** begin **

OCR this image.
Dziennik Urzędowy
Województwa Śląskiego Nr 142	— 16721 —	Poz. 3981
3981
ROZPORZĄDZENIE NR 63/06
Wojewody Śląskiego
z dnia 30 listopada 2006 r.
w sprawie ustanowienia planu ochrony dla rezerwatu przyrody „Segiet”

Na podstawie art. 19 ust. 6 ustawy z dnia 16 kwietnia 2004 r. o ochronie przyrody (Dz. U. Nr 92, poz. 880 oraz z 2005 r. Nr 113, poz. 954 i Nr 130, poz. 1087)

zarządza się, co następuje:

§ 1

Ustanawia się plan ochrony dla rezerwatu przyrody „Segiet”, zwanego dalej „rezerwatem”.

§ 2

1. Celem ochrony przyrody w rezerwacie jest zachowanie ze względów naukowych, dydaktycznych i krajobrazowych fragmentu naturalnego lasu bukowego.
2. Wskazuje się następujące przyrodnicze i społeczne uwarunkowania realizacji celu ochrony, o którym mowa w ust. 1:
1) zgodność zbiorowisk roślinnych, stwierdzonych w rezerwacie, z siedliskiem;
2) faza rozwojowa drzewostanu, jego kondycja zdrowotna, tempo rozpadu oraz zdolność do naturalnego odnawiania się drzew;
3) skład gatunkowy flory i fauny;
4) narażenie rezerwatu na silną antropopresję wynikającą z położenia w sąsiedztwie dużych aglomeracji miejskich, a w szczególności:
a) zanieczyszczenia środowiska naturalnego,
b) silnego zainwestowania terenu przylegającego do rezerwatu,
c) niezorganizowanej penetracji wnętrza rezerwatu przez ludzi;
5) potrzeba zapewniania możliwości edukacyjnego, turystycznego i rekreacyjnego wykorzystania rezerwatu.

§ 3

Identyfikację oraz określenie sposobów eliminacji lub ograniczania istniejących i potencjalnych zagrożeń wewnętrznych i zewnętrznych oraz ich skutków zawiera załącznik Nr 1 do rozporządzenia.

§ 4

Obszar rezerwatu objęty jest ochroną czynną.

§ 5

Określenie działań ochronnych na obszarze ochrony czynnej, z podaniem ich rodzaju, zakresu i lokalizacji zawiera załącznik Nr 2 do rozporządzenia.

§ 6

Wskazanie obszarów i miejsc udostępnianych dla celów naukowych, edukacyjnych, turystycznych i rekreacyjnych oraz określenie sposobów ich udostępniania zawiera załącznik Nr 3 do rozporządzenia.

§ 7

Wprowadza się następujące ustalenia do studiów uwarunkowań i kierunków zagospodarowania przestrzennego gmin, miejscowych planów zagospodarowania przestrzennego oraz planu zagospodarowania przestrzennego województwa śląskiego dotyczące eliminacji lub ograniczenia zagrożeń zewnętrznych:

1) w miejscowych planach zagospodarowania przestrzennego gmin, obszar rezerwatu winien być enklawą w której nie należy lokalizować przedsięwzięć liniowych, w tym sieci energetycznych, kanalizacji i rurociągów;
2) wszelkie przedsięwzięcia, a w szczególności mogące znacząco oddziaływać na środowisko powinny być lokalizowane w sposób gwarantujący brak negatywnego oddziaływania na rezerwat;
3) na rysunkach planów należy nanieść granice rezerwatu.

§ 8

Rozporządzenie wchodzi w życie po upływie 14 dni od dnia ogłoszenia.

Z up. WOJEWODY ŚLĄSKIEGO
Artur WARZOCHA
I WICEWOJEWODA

** end **

(WHAT IS REQUIRED): Copy all lines of the listing above that contain the string "eliminacji".

(TASK OUTPUT):
Identyfikację oraz określenie sposobów eliminacji lub ograniczania istniejących i potencjalnych zagrożeń wewnętrznych i zewnętrznych oraz ich skutków zawiera załącznik Nr 1 do rozporządzenia.
Wprowadza się następujące ustalenia do studiów uwarunkowań i kierunków zagospodarowania przestrzennego gmin, miejscowych planów zagospodarowania przestrzennego oraz planu zagospodarowania przestrzennego województwa śląskiego dotyczące eliminacji lub ograniczenia zagrożeń zewnętrznych:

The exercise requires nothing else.